** The task **
Repeat each line word for word.

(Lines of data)
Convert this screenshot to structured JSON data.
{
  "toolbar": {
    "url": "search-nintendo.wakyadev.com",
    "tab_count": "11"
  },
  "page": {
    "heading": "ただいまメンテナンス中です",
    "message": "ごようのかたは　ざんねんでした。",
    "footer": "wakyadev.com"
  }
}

** Worked solution **
Convert this screenshot to structured JSON data.
{
  "toolbar": {
    "url": "search-nintendo.wakyadev.com",
    "tab_count": "11"
  },
  "page": {
    "heading": "ただいまメンテナンス中です",
    "message": "ごようのかたは　ざんねんでした。",
    "footer": "wakyadev.com"
  }
}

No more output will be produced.